• [Stated problem]: Extract all records. Keep each one exact.

-- BEGIN --

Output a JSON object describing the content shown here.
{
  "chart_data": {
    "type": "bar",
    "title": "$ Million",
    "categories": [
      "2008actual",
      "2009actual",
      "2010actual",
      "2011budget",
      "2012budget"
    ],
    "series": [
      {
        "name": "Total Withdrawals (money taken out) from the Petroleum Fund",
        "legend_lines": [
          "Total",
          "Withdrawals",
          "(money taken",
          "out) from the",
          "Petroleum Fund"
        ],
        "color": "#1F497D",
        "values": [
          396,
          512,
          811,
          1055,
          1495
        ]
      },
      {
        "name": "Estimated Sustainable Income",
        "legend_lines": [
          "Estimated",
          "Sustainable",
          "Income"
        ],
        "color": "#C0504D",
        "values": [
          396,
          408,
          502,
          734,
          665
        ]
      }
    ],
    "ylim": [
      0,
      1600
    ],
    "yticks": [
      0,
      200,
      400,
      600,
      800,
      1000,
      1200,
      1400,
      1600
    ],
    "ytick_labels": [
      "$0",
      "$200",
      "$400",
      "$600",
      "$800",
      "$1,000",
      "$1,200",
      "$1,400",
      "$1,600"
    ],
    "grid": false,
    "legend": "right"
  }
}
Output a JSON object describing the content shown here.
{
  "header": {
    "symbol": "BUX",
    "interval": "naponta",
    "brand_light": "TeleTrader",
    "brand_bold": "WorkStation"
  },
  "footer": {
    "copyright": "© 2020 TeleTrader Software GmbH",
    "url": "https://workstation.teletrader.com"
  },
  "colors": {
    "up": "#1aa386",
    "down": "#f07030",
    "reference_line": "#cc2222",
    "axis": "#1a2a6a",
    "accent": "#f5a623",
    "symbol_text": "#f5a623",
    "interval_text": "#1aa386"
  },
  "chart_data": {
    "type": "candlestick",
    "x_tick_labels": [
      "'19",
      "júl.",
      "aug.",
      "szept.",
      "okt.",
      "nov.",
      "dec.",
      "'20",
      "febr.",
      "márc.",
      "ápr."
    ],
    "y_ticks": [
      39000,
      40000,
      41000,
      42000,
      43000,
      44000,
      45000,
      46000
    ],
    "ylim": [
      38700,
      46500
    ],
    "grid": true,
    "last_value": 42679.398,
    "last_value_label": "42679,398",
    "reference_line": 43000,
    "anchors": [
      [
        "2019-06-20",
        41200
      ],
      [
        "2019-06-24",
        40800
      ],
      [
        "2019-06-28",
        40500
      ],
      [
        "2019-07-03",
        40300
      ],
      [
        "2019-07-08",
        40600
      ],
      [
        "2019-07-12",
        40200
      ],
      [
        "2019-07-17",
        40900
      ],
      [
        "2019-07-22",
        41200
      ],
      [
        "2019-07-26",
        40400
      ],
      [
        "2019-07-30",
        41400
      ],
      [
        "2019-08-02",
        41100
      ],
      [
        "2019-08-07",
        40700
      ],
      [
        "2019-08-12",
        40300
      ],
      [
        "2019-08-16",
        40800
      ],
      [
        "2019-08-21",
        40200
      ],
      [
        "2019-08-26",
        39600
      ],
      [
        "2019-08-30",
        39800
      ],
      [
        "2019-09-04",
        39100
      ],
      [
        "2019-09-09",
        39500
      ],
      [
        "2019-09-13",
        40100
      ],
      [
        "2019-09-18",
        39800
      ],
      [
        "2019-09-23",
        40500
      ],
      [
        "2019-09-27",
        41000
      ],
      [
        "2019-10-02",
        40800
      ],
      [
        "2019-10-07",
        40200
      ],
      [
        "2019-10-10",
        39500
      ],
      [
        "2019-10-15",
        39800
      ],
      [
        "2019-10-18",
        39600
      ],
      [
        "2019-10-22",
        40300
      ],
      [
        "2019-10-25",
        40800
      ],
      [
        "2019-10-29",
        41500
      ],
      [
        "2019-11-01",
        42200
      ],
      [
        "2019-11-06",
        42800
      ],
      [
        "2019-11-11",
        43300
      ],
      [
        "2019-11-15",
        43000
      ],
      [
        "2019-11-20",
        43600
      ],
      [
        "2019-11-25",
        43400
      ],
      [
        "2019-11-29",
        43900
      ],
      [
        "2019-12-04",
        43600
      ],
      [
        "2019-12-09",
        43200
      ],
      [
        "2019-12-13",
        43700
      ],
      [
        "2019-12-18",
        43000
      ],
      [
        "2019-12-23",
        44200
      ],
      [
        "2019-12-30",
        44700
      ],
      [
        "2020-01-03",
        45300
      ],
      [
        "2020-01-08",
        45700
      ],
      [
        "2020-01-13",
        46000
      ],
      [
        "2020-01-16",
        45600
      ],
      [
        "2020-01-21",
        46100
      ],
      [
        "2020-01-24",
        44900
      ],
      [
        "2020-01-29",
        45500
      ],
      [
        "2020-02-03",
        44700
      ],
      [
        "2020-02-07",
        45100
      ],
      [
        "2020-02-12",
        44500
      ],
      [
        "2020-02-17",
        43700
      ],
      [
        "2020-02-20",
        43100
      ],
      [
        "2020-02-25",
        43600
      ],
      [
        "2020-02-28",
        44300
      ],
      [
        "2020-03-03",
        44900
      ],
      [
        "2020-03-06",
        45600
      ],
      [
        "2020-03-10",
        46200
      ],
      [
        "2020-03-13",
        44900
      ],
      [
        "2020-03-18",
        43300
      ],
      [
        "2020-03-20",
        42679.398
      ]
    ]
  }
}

-- END --

• [Problem solution]:
Output a JSON object describing the content shown here.
{
  "chart_data": {
    "type": "bar",
    "title": "$ Million",
    "categories": [
      "2008actual",
      "2009actual",
      "2010actual",
      "2011budget",
      "2012budget"
    ],
    "series": [
      {
        "name": "Total Withdrawals (money taken out) from the Petroleum Fund",
        "legend_lines": [
          "Total",
          "Withdrawals",
          "(money taken",
          "out) from the",
          "Petroleum Fund"
        ],
        "color": "#1F497D",
        "values": [
          396,
          512,
          811,
          1055,
          1495
        ]
      },
      {
        "name": "Estimated Sustainable Income",
        "legend_lines": [
          "Estimated",
          "Sustainable",
          "Income"
        ],
        "color": "#C0504D",
        "values": [
          396,
          408,
          502,
          734,
          665
        ]
      }
    ],
    "ylim": [
      0,
      1600
    ],
    "yticks": [
      0,
      200,
      400,
      600,
      800,
      1000,
      1200,
      1400,
      1600
    ],
    "ytick_labels": [
      "$0",
      "$200",
      "$400",
      "$600",
      "$800",
      "$1,000",
      "$1,200",
      "$1,400",
      "$1,600"
    ],
    "grid": false,
    "legend": "right"
  }
}
Output a JSON object describing the content shown here.
{
  "header": {
    "symbol": "BUX",
    "interval": "naponta",
    "brand_light": "TeleTrader",
    "brand_bold": "WorkStation"
  },
  "footer": {
    "copyright": "© 2020 TeleTrader Software GmbH",
    "url": "https://workstation.teletrader.com"
  },
  "colors": {
    "up": "#1aa386",
    "down": "#f07030",
    "reference_line": "#cc2222",
    "axis": "#1a2a6a",
    "accent": "#f5a623",
    "symbol_text": "#f5a623",
    "interval_text": "#1aa386"
  },
  "chart_data": {
    "type": "candlestick",
    "x_tick_labels": [
      "'19",
      "júl.",
      "aug.",
      "szept.",
      "okt.",
      "nov.",
      "dec.",
      "'20",
      "febr.",
      "márc.",
      "ápr."
    ],
    "y_ticks": [
      39000,
      40000,
      41000,
      42000,
      43000,
      44000,
      45000,
      46000
    ],
    "ylim": [
      38700,
      46500
    ],
    "grid": true,
    "last_value": 42679.398,
    "last_value_label": "42679,398",
    "reference_line": 43000,
    "anchors": [
      [
        "2019-06-20",
        41200
      ],
      [
        "2019-06-24",
        40800
      ],
      [
        "2019-06-28",
        40500
      ],
      [
        "2019-07-03",
        40300
      ],
      [
        "2019-07-08",
        40600
      ],
      [
        "2019-07-12",
        40200
      ],
      [
        "2019-07-17",
        40900
      ],
      [
        "2019-07-22",
        41200
      ],
      [
        "2019-07-26",
        40400
      ],
      [
        "2019-07-30",
        41400
      ],
      [
        "2019-08-02",
        41100
      ],
      [
        "2019-08-07",
        40700
      ],
      [
        "2019-08-12",
        40300
      ],
      [
        "2019-08-16",
        40800
      ],
      [
        "2019-08-21",
        40200
      ],
      [
        "2019-08-26",
        39600
      ],
      [
        "2019-08-30",
        39800
      ],
      [
        "2019-09-04",
        39100
      ],
      [
        "2019-09-09",
        39500
      ],
      [
        "2019-09-13",
        40100
      ],
      [
        "2019-09-18",
        39800
      ],
      [
        "2019-09-23",
        40500
      ],
      [
        "2019-09-27",
        41000
      ],
      [
        "2019-10-02",
        40800
      ],
      [
        "2019-10-07",
        40200
      ],
      [
        "2019-10-10",
        39500
      ],
      [
        "2019-10-15",
        39800
      ],
      [
        "2019-10-18",
        39600
      ],
      [
        "2019-10-22",
        40300
      ],
      [
        "2019-10-25",
        40800
      ],
      [
        "2019-10-29",
        41500
      ],
      [
        "2019-11-01",
        42200
      ],
      [
        "2019-11-06",
        42800
      ],
      [
        "2019-11-11",
        43300
      ],
      [
        "2019-11-15",
        43000
      ],
      [
        "2019-11-20",
        43600
      ],
      [
        "2019-11-25",
        43400
      ],
      [
        "2019-11-29",
        43900
      ],
      [
        "2019-12-04",
        43600
      ],
      [
        "2019-12-09",
        43200
      ],
      [
        "2019-12-13",
        43700
      ],
      [
        "2019-12-18",
        43000
      ],
      [
        "2019-12-23",
        44200
      ],
      [
        "2019-12-30",
        44700
      ],
      [
        "2020-01-03",
        45300
      ],
      [
        "2020-01-08",
        45700
      ],
      [
        "2020-01-13",
        46000
      ],
      [
        "2020-01-16",
        45600
      ],
      [
        "2020-01-21",
        46100
      ],
      [
        "2020-01-24",
        44900
      ],
      [
        "2020-01-29",
        45500
      ],
      [
        "2020-02-03",
        44700
      ],
      [
        "2020-02-07",
        45100
      ],
      [
        "2020-02-12",
        44500
      ],
      [
        "2020-02-17",
        43700
      ],
      [
        "2020-02-20",
        43100
      ],
      [
        "2020-02-25",
        43600
      ],
      [
        "2020-02-28",
        44300
      ],
      [
        "2020-03-03",
        44900
      ],
      [
        "2020-03-06",
        45600
      ],
      [
        "2020-03-10",
        46200
      ],
      [
        "2020-03-13",
        44900
      ],
      [
        "2020-03-18",
        43300
      ],
      [
        "2020-03-20",
        42679.398
      ]
    ]
  }
}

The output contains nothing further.